Record set:
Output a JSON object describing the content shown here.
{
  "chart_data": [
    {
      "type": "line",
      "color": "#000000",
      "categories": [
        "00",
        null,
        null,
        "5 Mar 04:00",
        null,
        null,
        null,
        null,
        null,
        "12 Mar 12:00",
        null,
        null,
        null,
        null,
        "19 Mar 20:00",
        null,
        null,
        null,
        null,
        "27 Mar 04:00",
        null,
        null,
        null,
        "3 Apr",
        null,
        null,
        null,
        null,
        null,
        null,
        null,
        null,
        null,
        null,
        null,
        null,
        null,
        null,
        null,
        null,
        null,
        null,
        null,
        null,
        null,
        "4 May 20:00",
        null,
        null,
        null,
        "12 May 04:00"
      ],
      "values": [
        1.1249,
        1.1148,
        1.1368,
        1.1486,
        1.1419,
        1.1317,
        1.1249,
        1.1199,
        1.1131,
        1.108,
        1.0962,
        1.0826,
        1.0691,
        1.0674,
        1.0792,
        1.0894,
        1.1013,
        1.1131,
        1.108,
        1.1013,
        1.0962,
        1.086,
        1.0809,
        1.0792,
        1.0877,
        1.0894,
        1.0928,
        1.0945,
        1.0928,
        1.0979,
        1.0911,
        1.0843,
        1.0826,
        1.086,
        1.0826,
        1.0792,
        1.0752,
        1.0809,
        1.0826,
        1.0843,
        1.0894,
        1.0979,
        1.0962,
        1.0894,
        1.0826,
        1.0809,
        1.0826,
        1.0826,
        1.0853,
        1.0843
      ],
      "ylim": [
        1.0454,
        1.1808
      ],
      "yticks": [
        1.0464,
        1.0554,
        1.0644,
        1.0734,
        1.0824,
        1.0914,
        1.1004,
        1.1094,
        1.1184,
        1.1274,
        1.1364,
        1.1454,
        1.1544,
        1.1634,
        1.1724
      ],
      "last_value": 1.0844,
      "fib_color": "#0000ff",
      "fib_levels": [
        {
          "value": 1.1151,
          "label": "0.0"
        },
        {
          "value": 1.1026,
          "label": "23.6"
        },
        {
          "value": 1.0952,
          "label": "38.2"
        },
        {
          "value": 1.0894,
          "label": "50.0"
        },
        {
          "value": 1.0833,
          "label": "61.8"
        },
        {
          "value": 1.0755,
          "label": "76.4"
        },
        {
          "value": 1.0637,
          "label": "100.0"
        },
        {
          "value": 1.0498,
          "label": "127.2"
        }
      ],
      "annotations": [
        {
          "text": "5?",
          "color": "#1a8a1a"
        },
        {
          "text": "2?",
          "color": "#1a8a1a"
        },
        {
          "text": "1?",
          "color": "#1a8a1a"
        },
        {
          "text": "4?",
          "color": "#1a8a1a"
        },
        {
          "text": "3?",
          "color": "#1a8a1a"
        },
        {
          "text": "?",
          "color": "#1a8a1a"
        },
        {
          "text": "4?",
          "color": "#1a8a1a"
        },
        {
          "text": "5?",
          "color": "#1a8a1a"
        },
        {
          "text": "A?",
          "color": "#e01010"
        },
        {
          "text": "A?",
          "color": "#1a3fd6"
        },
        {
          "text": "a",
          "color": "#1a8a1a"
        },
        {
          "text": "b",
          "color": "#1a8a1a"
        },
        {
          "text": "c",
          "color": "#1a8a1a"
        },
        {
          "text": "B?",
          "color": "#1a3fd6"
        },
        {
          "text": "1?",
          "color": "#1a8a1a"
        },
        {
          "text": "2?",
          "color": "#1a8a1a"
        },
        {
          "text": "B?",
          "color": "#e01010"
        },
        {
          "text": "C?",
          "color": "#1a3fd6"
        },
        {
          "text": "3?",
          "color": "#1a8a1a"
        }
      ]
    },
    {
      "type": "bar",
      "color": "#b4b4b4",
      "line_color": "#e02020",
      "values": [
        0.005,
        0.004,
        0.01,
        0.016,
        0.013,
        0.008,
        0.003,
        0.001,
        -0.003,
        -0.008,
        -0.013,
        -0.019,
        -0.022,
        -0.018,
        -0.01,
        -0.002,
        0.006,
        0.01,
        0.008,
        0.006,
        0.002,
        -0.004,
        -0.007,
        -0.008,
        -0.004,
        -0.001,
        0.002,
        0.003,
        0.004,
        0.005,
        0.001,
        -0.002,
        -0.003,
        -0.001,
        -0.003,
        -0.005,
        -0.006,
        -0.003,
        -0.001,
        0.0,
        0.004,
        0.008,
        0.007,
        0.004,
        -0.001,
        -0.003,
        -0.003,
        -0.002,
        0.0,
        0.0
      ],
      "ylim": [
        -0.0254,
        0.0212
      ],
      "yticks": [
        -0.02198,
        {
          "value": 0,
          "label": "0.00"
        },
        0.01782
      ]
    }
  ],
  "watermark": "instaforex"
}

What to produce:
All lines in the data that contain the word "label" should be copied.

Result of the task:
          "label": "0.0"
          "label": "23.6"
          "label": "38.2"
          "label": "50.0"
          "label": "61.8"
          "label": "76.4"
          "label": "100.0"
          "label": "127.2"
          "label": "0.00"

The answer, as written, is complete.